__GOAL OF THE EXERCISE__
Pictures are not part of the copy; repeat everything else in the records exactly.

════════════════

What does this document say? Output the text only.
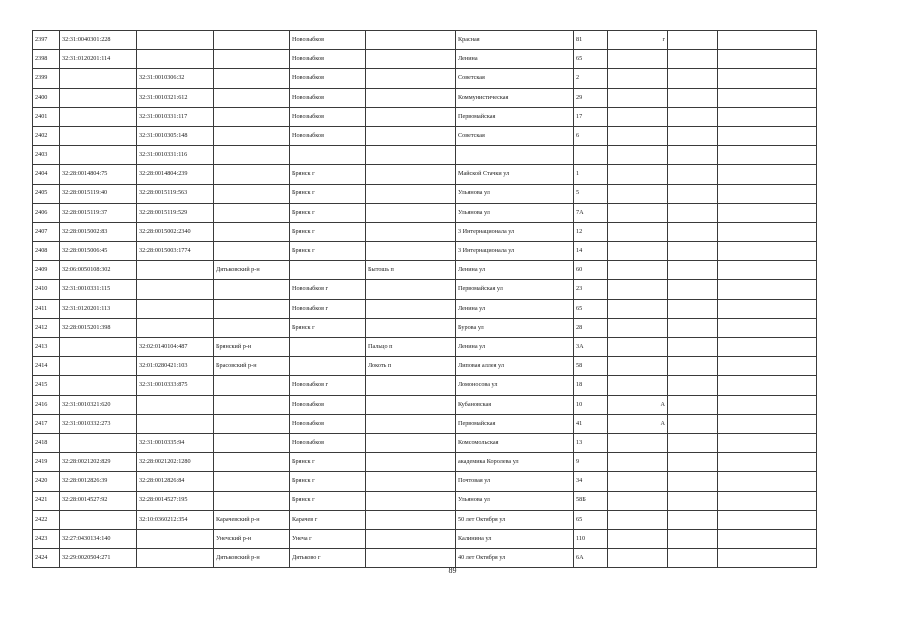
2397	32:31:0040301:228			Новозыбков		Красная	81	г		
2398	32:31:0120201:114			Новозыбков		Ленина	65			
2399		32:31:0010306:32		Новозыбков		Советская	2			
2400		32:31:0010321:612		Новозыбков		Коммунистическая	29			
2401		32:31:0010331:117		Новозыбков		Первомайская	17			
2402		32:31:0010305:148		Новозыбков		Советская	6			
2403		32:31:0010331:116								
2404	32:28:0014804:75	32:28:0014804:239		Брянск г		Майской Стачки ул	1			
2405	32:28:0015119:40	32:28:0015119:563		Брянск г		Ульянова ул	5			
2406	32:28:0015119:37	32:28:0015119:529		Брянск г		Ульянова ул	7А			
2407	32:28:0015002:83	32:28:0015002:2340		Брянск г		3 Интернационала ул	12			
2408	32:28:0015006:45	32:28:0015003:1774		Брянск г		3 Интернационала ул	14			
2409	32:06:0050108:302		Дятьковский р-н		Бытошь п	Ленина ул	60			
2410	32:31:0010331:115			Новозыбков г		Первомайская ул	23			
2411	32:31:0120201:113			Новозыбков г		Ленина ул	65			
2412	32:28:0015201:398			Брянск г		Бурова ул	28			
2413		32:02:0140104:487	Брянский р-н		Пальцо п	Ленина ул	3А			
2414		32:01:0280421:103	Брасовский р-н		Локоть п	Липовая аллея ул	58			
2415		32:31:0010333:875		Новозыбков г		Ломоносова ул	18			
2416	32:31:0010321:620			Новозыбков		Кубановская	10	А		
2417	32:31:0010332:273			Новозыбков		Первомайская	41	А		
2418		32:31:0010335:94		Новозыбков		Комсомольская	13			
2419	32:28:0021202:829	32:28:0021202:1280		Брянск г		академика Королева ул	9			
2420	32:28:0012826:39	32:28:0012826:84		Брянск г		Почтовая ул	34			
2421	32:28:0014527:92	32:28:0014527:195		Брянск г		Ульянова ул	58Б			
2422		32:10:0360212:354	Карачевский р-н	Карачев г		50 лет Октября ул	65			
2423	32:27:0430134:140		Унечский р-н	Унеча г		Калинина ул	110			
2424	32:29:0020504:271		Дятьковский р-н	Дятьково г		40 лет Октября ул	6А			
89
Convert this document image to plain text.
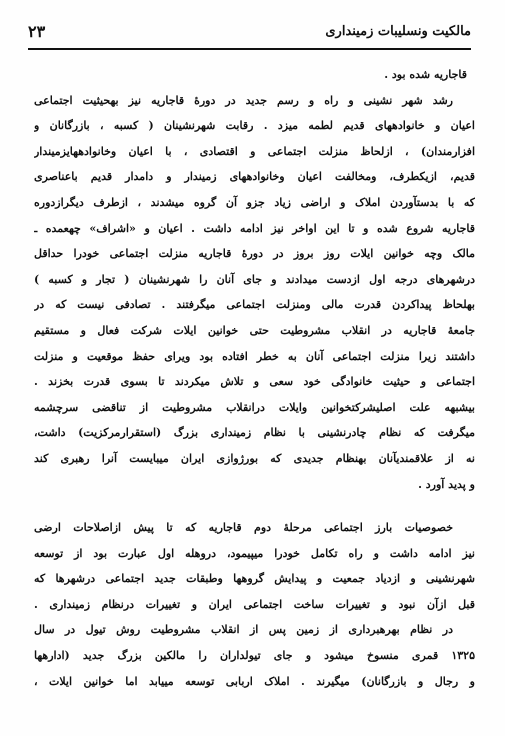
مالکیت ونسلیبات زمینداری
۲۳
قاجاریه شده بود .
رشد شهر نشینی و راه و رسم جدید در دورهٔ قاجاریه نیز بهحیثیت اجتماعی
اعیان و خانوادههای قدیم لطمه میزد . رقابت شهرنشینان ( کسبه ، بازرگانان و
افزارمندان) ، ازلحاظ منزلت اجتماعی و اقتصادی ، با اعیان وخانوادههایزمیندار
قدیم، ازیکطرف، ومخالفت اعیان وخانوادههای زمیندار و دامدار قدیم باعناصری
که با بدستآوردن املاک و اراضی زیاد جزو آن گروه میشدند ، ازطرف دیگرازدوره
قاجاریه شروع شده و تا این اواخر نیز ادامه داشت . اعیان و «اشراف» چهعمده ـ
مالک وچه خوانین ایلات روز بروز در دورهٔ قاجاریه منزلت اجتماعی خودرا حداقل
درشهرهای درجه اول ازدست میدادند و جای آنان را شهرنشینان ( تجار و کسبه )
بهلحاظ پیداکردن قدرت مالی ومنزلت اجتماعی میگرفتند . تصادفی نیست که در
جامعهٔ قاجاریه در انقلاب مشروطیت حتی خوانین ایلات شرکت فعال و مستقیم
داشتند زیرا منزلت اجتماعی آنان به خطر افتاده بود ویرای حفظ موقعیت و منزلت
اجتماعی و حیثیت خانوادگی خود سعی و تلاش میکردند تا بسوی قدرت بخزند .
بیشبهه علت اصلیشرکتخوانین وایلات درانقلاب مشروطیت از تناقضی سرچشمه
میگرفت که نظام چادرنشینی با نظام زمینداری بزرگ (استقرارمرکزیت) داشت،
نه از علاقمندیآنان بهنظام جدیدی که بورژوازی ایران میبایست آنرا رهبری کند
و پدید آورد .
خصوصیات بارز اجتماعی مرحلهٔ دوم قاجاریه که تا پیش ازاصلاحات ارضی
نیز ادامه داشت و راه تکامل خودرا میپیمود، دروهله اول عبارت بود از توسعه
شهرنشینی و ازدیاد جمعیت و پیدایش گروهها وطبقات جدید اجتماعی درشهرها که
قبل ازآن نبود و تغییرات ساخت اجتماعی ایران و تغییرات درنظام زمینداری .
در نظام بهرهبرداری از زمین پس از انقلاب مشروطیت روش تیول در سال
۱۳۲۵ قمری منسوخ میشود و جای تیولداران را مالکین بزرگ جدید (ادارهها
و رجال و بازرگانان) میگیرند . املاک اربابی توسعه مییابد اما خوانین ایلات ،
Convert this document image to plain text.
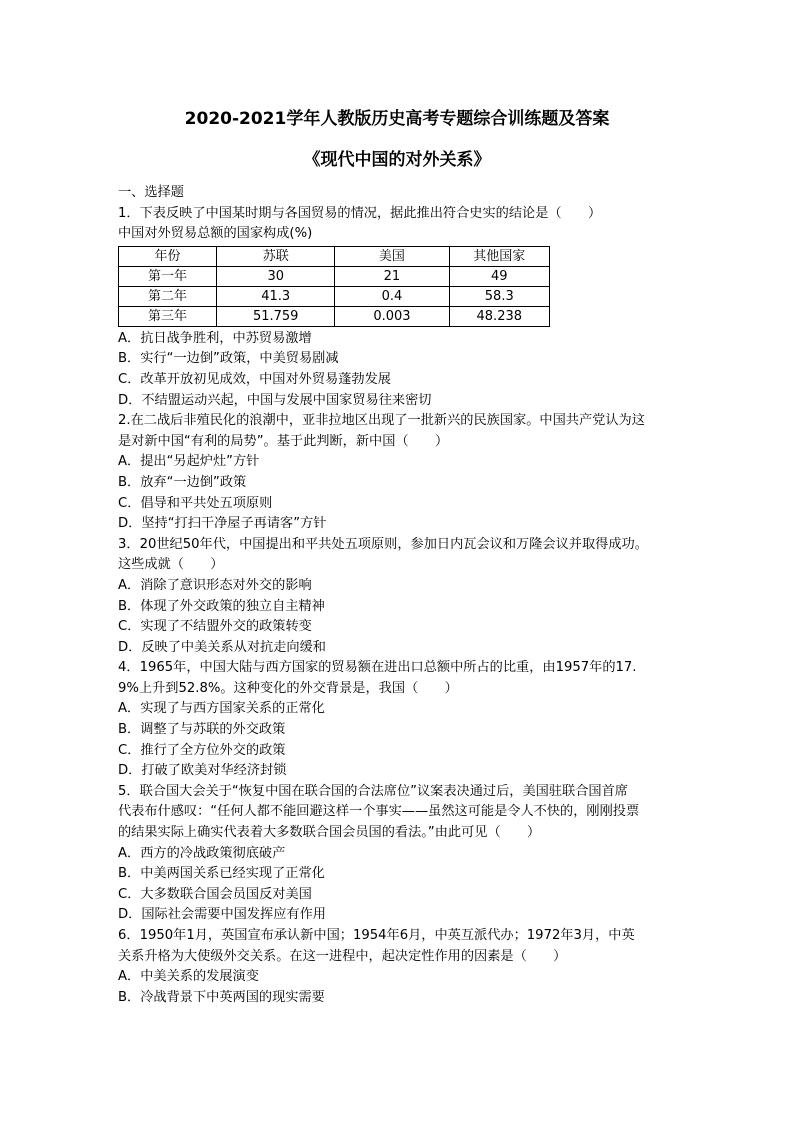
2020-2021学年人教版历史高考专题综合训练题及答案
《现代中国的对外关系》
一、选择题
1．下表反映了中国某时期与各国贸易的情况，据此推出符合史实的结论是（　　）
中国对外贸易总额的国家构成(%)
年份	苏联	美国	其他国家
第一年	30	21	49
第二年	41.3	0.4	58.3
第三年	51.759	0.003	48.238
A．抗日战争胜利，中苏贸易激增
B．实行“一边倒”政策，中美贸易剧减
C．改革开放初见成效，中国对外贸易蓬勃发展
D．不结盟运动兴起，中国与发展中国家贸易往来密切
2.在二战后非殖民化的浪潮中，亚非拉地区出现了一批新兴的民族国家。中国共产党认为这
是对新中国“有利的局势”。基于此判断，新中国（　　）
A．提出“另起炉灶”方针
B．放弃“一边倒”政策
C．倡导和平共处五项原则
D．坚持“打扫干净屋子再请客”方针
3．20世纪50年代，中国提出和平共处五项原则，参加日内瓦会议和万隆会议并取得成功。
这些成就（　　）
A．消除了意识形态对外交的影响
B．体现了外交政策的独立自主精神
C．实现了不结盟外交的政策转变
D．反映了中美关系从对抗走向缓和
4．1965年，中国大陆与西方国家的贸易额在进出口总额中所占的比重，由1957年的17.
9%上升到52.8%。这种变化的外交背景是，我国（　　）
A．实现了与西方国家关系的正常化
B．调整了与苏联的外交政策
C．推行了全方位外交的政策
D．打破了欧美对华经济封锁
5．联合国大会关于“恢复中国在联合国的合法席位”议案表决通过后，美国驻联合国首席
代表布什感叹：“任何人都不能回避这样一个事实——虽然这可能是令人不快的，刚刚投票
的结果实际上确实代表着大多数联合国会员国的看法。”由此可见（　　）
A．西方的冷战政策彻底破产
B．中美两国关系已经实现了正常化
C．大多数联合国会员国反对美国
D．国际社会需要中国发挥应有作用
6．1950年1月，英国宣布承认新中国；1954年6月，中英互派代办；1972年3月，中英
关系升格为大使级外交关系。在这一进程中，起决定性作用的因素是（　　）
A．中美关系的发展演变
B．冷战背景下中英两国的现实需要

════════════════

__ANSWER TO THE PROBLEM__
What does this document say? Output the text only.
2397	32:31:0040301:228			Новозыбков		Красная	81	г		
2398	32:31:0120201:114			Новозыбков		Ленина	65			
2399		32:31:0010306:32		Новозыбков		Советская	2			
2400		32:31:0010321:612		Новозыбков		Коммунистическая	29			
2401		32:31:0010331:117		Новозыбков		Первомайская	17			
2402		32:31:0010305:148		Новозыбков		Советская	6			
2403		32:31:0010331:116								
2404	32:28:0014804:75	32:28:0014804:239		Брянск г		Майской Стачки ул	1			
2405	32:28:0015119:40	32:28:0015119:563		Брянск г		Ульянова ул	5			
2406	32:28:0015119:37	32:28:0015119:529		Брянск г		Ульянова ул	7А			
2407	32:28:0015002:83	32:28:0015002:2340		Брянск г		3 Интернационала ул	12			
2408	32:28:0015006:45	32:28:0015003:1774		Брянск г		3 Интернационала ул	14			
2409	32:06:0050108:302		Дятьковский р-н		Бытошь п	Ленина ул	60			
2410	32:31:0010331:115			Новозыбков г		Первомайская ул	23			
2411	32:31:0120201:113			Новозыбков г		Ленина ул	65			
2412	32:28:0015201:398			Брянск г		Бурова ул	28			
2413		32:02:0140104:487	Брянский р-н		Пальцо п	Ленина ул	3А			
2414		32:01:0280421:103	Брасовский р-н		Локоть п	Липовая аллея ул	58			
2415		32:31:0010333:875		Новозыбков г		Ломоносова ул	18			
2416	32:31:0010321:620			Новозыбков		Кубановская	10	А		
2417	32:31:0010332:273			Новозыбков		Первомайская	41	А		
2418		32:31:0010335:94		Новозыбков		Комсомольская	13			
2419	32:28:0021202:829	32:28:0021202:1280		Брянск г		академика Королева ул	9			
2420	32:28:0012826:39	32:28:0012826:84		Брянск г		Почтовая ул	34			
2421	32:28:0014527:92	32:28:0014527:195		Брянск г		Ульянова ул	58Б			
2422		32:10:0360212:354	Карачевский р-н	Карачев г		50 лет Октября ул	65			
2423	32:27:0430134:140		Унечский р-н	Унеча г		Калинина ул	110			
2424	32:29:0020504:271		Дятьковский р-н	Дятьково г		40 лет Октября ул	6А			
89
Convert this document image to plain text.
مالکیت ونسلیبات زمینداری
۲۳
قاجاریه شده بود .
رشد شهر نشینی و راه و رسم جدید در دورهٔ قاجاریه نیز بهحیثیت اجتماعی
اعیان و خانوادههای قدیم لطمه میزد . رقابت شهرنشینان ( کسبه ، بازرگانان و
افزارمندان) ، ازلحاظ منزلت اجتماعی و اقتصادی ، با اعیان وخانوادههایزمیندار
قدیم، ازیکطرف، ومخالفت اعیان وخانوادههای زمیندار و دامدار قدیم باعناصری
که با بدستآوردن املاک و اراضی زیاد جزو آن گروه میشدند ، ازطرف دیگرازدوره
قاجاریه شروع شده و تا این اواخر نیز ادامه داشت . اعیان و «اشراف» چهعمده ـ
مالک وچه خوانین ایلات روز بروز در دورهٔ قاجاریه منزلت اجتماعی خودرا حداقل
درشهرهای درجه اول ازدست میدادند و جای آنان را شهرنشینان ( تجار و کسبه )
بهلحاظ پیداکردن قدرت مالی ومنزلت اجتماعی میگرفتند . تصادفی نیست که در
جامعهٔ قاجاریه در انقلاب مشروطیت حتی خوانین ایلات شرکت فعال و مستقیم
داشتند زیرا منزلت اجتماعی آنان به خطر افتاده بود ویرای حفظ موقعیت و منزلت
اجتماعی و حیثیت خانوادگی خود سعی و تلاش میکردند تا بسوی قدرت بخزند .
بیشبهه علت اصلیشرکتخوانین وایلات درانقلاب مشروطیت از تناقضی سرچشمه
میگرفت که نظام چادرنشینی با نظام زمینداری بزرگ (استقرارمرکزیت) داشت،
نه از علاقمندیآنان بهنظام جدیدی که بورژوازی ایران میبایست آنرا رهبری کند
و پدید آورد .
خصوصیات بارز اجتماعی مرحلهٔ دوم قاجاریه که تا پیش ازاصلاحات ارضی
نیز ادامه داشت و راه تکامل خودرا میپیمود، دروهله اول عبارت بود از توسعه
شهرنشینی و ازدیاد جمعیت و پیدایش گروهها وطبقات جدید اجتماعی درشهرها که
قبل ازآن نبود و تغییرات ساخت اجتماعی ایران و تغییرات درنظام زمینداری .
در نظام بهرهبرداری از زمین پس از انقلاب مشروطیت روش تیول در سال
۱۳۲۵ قمری منسوخ میشود و جای تیولداران را مالکین بزرگ جدید (ادارهها
و رجال و بازرگانان) میگیرند . املاک اربابی توسعه مییابد اما خوانین ایلات ،
Convert this document image to plain text.
2020-2021学年人教版历史高考专题综合训练题及答案
《现代中国的对外关系》
一、选择题
1．下表反映了中国某时期与各国贸易的情况，据此推出符合史实的结论是（　　）
中国对外贸易总额的国家构成(%)
年份	苏联	美国	其他国家
第一年	30	21	49
第二年	41.3	0.4	58.3
第三年	51.759	0.003	48.238
A．抗日战争胜利，中苏贸易激增
B．实行“一边倒”政策，中美贸易剧减
C．改革开放初见成效，中国对外贸易蓬勃发展
D．不结盟运动兴起，中国与发展中国家贸易往来密切
2.在二战后非殖民化的浪潮中，亚非拉地区出现了一批新兴的民族国家。中国共产党认为这
是对新中国“有利的局势”。基于此判断，新中国（　　）
A．提出“另起炉灶”方针
B．放弃“一边倒”政策
C．倡导和平共处五项原则
D．坚持“打扫干净屋子再请客”方针
3．20世纪50年代，中国提出和平共处五项原则，参加日内瓦会议和万隆会议并取得成功。
这些成就（　　）
A．消除了意识形态对外交的影响
B．体现了外交政策的独立自主精神
C．实现了不结盟外交的政策转变
D．反映了中美关系从对抗走向缓和
4．1965年，中国大陆与西方国家的贸易额在进出口总额中所占的比重，由1957年的17.
9%上升到52.8%。这种变化的外交背景是，我国（　　）
A．实现了与西方国家关系的正常化
B．调整了与苏联的外交政策
C．推行了全方位外交的政策
D．打破了欧美对华经济封锁
5．联合国大会关于“恢复中国在联合国的合法席位”议案表决通过后，美国驻联合国首席
代表布什感叹：“任何人都不能回避这样一个事实——虽然这可能是令人不快的，刚刚投票
的结果实际上确实代表着大多数联合国会员国的看法。”由此可见（　　）
A．西方的冷战政策彻底破产
B．中美两国关系已经实现了正常化
C．大多数联合国会员国反对美国
D．国际社会需要中国发挥应有作用
6．1950年1月，英国宣布承认新中国；1954年6月，中英互派代办；1972年3月，中英
关系升格为大使级外交关系。在这一进程中，起决定性作用的因素是（　　）
A．中美关系的发展演变
B．冷战背景下中英两国的现实需要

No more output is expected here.